Dataset items
--*--

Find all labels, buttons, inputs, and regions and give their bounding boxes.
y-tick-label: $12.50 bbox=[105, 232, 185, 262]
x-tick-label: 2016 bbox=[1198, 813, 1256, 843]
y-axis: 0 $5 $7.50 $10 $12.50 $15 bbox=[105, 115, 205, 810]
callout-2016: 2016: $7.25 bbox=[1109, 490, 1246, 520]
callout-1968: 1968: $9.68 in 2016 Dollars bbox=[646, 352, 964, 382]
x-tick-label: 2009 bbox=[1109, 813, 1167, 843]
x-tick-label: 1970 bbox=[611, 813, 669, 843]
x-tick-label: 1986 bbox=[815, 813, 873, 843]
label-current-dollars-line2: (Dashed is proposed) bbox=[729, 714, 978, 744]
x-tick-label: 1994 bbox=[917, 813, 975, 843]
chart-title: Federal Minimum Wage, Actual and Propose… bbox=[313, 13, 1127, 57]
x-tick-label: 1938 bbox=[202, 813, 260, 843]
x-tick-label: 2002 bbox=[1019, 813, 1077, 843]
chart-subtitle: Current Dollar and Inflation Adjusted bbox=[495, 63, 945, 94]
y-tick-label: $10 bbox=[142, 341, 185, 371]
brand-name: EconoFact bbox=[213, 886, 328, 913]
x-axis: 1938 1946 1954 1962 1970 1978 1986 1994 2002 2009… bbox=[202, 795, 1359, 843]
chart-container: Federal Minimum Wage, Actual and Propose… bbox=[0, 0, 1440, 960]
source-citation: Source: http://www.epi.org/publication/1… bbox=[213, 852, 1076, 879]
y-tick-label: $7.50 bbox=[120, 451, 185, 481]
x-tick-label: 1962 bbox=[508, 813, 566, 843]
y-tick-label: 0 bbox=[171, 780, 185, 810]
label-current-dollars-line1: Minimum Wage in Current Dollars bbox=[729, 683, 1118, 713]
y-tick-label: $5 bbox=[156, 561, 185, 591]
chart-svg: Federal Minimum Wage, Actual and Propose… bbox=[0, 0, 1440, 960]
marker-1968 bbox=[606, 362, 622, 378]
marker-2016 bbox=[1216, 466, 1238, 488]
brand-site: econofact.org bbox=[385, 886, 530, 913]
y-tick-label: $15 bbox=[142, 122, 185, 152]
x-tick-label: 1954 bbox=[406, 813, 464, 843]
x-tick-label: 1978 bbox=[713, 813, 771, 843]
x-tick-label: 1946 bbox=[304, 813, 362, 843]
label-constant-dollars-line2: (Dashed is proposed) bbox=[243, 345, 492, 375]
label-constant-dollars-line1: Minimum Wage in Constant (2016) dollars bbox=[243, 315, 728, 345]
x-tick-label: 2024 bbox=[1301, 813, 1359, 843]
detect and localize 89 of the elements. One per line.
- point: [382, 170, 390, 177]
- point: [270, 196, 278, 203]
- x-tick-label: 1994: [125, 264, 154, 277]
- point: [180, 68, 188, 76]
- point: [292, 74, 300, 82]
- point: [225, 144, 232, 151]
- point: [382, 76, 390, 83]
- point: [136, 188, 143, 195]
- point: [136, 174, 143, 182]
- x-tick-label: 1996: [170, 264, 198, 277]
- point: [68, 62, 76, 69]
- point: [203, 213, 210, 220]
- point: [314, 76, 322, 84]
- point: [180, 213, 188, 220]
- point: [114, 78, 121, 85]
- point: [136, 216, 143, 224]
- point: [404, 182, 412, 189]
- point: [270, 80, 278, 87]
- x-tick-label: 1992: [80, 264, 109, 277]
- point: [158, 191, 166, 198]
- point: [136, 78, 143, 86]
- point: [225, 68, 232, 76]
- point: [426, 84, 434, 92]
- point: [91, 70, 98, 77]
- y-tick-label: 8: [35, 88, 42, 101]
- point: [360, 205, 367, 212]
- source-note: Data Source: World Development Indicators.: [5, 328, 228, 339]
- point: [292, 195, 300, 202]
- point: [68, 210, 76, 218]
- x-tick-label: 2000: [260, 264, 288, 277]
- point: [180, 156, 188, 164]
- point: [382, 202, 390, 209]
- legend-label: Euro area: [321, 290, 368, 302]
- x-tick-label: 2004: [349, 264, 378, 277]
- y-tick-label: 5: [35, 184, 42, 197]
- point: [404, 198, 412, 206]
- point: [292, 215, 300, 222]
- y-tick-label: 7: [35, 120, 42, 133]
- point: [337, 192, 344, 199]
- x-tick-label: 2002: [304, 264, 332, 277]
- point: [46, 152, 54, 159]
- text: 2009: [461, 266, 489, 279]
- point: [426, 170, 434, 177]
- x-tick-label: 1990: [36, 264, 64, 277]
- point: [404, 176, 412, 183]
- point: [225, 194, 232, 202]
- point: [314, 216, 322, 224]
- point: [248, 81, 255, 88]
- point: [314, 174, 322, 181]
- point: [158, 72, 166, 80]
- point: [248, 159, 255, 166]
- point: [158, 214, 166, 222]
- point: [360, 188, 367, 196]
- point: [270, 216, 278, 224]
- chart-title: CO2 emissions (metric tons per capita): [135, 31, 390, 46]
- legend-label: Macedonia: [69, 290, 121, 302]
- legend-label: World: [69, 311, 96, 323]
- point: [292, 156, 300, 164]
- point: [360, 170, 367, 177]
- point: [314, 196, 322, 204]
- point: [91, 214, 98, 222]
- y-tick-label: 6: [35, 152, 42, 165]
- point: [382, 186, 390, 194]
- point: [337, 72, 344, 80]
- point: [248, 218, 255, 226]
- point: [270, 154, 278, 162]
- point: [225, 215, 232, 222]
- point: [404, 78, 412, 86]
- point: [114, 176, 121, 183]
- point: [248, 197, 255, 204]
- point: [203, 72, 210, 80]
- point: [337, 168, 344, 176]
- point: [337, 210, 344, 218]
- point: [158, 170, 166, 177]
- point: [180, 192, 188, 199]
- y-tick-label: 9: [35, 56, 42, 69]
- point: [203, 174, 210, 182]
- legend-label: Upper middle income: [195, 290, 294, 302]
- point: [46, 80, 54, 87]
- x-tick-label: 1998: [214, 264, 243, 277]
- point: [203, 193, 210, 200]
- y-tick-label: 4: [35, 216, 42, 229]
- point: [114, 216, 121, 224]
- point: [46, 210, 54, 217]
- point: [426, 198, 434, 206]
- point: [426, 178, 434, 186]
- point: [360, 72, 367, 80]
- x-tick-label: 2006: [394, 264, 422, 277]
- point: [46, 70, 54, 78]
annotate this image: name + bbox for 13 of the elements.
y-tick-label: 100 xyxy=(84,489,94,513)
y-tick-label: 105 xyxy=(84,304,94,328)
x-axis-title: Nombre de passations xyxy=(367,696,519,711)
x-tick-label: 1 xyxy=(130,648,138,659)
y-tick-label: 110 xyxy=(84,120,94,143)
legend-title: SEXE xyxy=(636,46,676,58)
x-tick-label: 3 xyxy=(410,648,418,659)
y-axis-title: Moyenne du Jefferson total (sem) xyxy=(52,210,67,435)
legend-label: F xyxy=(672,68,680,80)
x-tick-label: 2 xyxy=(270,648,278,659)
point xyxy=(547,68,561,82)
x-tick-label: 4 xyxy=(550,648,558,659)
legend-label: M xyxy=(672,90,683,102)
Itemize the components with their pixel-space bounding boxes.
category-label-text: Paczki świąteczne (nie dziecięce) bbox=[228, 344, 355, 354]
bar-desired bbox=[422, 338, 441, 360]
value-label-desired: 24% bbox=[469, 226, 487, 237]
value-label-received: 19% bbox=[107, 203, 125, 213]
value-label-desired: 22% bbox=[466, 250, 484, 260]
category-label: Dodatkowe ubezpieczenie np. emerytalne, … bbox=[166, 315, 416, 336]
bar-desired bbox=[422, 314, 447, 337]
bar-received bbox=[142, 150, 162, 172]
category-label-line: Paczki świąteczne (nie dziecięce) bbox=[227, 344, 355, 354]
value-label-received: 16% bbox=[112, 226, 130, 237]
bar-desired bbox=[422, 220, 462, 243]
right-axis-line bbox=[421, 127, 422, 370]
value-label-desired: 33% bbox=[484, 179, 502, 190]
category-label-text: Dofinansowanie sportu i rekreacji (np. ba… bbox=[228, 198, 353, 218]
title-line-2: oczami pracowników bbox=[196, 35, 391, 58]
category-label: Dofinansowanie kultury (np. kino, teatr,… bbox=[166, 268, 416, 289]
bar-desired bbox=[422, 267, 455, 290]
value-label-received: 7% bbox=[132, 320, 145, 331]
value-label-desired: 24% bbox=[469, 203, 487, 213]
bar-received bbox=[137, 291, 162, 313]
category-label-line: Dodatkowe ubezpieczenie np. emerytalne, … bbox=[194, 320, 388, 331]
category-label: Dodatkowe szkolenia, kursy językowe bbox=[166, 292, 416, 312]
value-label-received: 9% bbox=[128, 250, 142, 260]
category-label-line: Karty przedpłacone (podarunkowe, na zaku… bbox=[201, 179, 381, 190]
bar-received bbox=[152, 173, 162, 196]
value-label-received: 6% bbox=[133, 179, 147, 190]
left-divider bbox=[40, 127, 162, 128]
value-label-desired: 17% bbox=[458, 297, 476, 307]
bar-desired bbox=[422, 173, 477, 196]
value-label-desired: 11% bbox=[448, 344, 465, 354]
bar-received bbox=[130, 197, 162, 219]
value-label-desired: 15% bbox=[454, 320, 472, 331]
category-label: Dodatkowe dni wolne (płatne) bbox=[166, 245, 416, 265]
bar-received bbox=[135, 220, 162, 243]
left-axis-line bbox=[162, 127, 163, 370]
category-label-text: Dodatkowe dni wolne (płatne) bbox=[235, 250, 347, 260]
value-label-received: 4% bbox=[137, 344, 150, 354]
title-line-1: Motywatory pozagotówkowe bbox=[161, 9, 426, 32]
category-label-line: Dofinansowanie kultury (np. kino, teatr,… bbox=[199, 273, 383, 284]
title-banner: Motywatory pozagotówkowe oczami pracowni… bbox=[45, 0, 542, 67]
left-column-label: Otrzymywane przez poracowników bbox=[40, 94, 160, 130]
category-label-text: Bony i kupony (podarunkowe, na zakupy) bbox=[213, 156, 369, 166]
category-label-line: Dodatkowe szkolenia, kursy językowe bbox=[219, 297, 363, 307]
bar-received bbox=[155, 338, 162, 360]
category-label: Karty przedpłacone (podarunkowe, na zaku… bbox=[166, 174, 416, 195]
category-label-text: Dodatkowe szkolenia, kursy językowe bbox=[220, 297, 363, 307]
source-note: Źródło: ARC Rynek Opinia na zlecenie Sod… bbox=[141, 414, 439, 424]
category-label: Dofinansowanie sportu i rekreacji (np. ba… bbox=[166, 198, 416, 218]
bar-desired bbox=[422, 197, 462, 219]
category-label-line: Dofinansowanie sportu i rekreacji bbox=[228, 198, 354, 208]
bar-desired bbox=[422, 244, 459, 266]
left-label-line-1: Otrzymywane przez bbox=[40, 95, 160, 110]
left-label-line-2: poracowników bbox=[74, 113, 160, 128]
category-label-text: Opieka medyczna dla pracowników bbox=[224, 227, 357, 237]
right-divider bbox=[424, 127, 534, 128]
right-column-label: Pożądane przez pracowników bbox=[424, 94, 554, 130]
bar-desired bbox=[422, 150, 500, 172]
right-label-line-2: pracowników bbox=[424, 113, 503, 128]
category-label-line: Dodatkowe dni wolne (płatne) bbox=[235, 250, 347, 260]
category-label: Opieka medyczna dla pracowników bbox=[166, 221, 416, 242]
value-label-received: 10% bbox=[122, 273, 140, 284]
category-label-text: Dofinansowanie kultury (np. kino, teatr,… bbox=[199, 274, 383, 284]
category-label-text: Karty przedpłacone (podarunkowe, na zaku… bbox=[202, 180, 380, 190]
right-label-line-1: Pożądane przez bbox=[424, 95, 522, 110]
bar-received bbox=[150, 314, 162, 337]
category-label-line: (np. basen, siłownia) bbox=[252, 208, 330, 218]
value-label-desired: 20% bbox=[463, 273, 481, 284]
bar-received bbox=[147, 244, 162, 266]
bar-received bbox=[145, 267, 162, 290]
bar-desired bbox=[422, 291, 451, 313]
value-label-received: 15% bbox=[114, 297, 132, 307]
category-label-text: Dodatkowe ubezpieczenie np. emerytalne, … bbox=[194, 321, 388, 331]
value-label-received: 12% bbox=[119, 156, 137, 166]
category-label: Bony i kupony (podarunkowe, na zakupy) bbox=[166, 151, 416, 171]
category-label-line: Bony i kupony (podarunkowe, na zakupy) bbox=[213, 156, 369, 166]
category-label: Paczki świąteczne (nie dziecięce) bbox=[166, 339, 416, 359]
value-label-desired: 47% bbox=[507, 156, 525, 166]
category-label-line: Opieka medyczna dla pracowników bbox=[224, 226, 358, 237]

--*--

#### [Description of the task]
Output the items from the start through the line containing "x-tick-label: 2002 bbox=[1019, 813, 1077, 843]" as a JSON list of strings, one string per line and with blank lines omitted.

#### [Correct answer]
[
  "Find all labels, buttons, inputs, and regions and give their bounding boxes.",
  "y-tick-label: $12.50 bbox=[105, 232, 185, 262]",
  "x-tick-label: 2016 bbox=[1198, 813, 1256, 843]",
  "y-axis: 0 $5 $7.50 $10 $12.50 $15 bbox=[105, 115, 205, 810]",
  "callout-2016: 2016: $7.25 bbox=[1109, 490, 1246, 520]",
  "callout-1968: 1968: $9.68 in 2016 Dollars bbox=[646, 352, 964, 382]",
  "x-tick-label: 2009 bbox=[1109, 813, 1167, 843]",
  "x-tick-label: 1970 bbox=[611, 813, 669, 843]",
  "x-tick-label: 1986 bbox=[815, 813, 873, 843]",
  "label-current-dollars-line2: (Dashed is proposed) bbox=[729, 714, 978, 744]",
  "x-tick-label: 1994 bbox=[917, 813, 975, 843]",
  "chart-title: Federal Minimum Wage, Actual and Propose… bbox=[313, 13, 1127, 57]",
  "x-tick-label: 1938 bbox=[202, 813, 260, 843]",
  "x-tick-label: 2002 bbox=[1019, 813, 1077, 843]"
]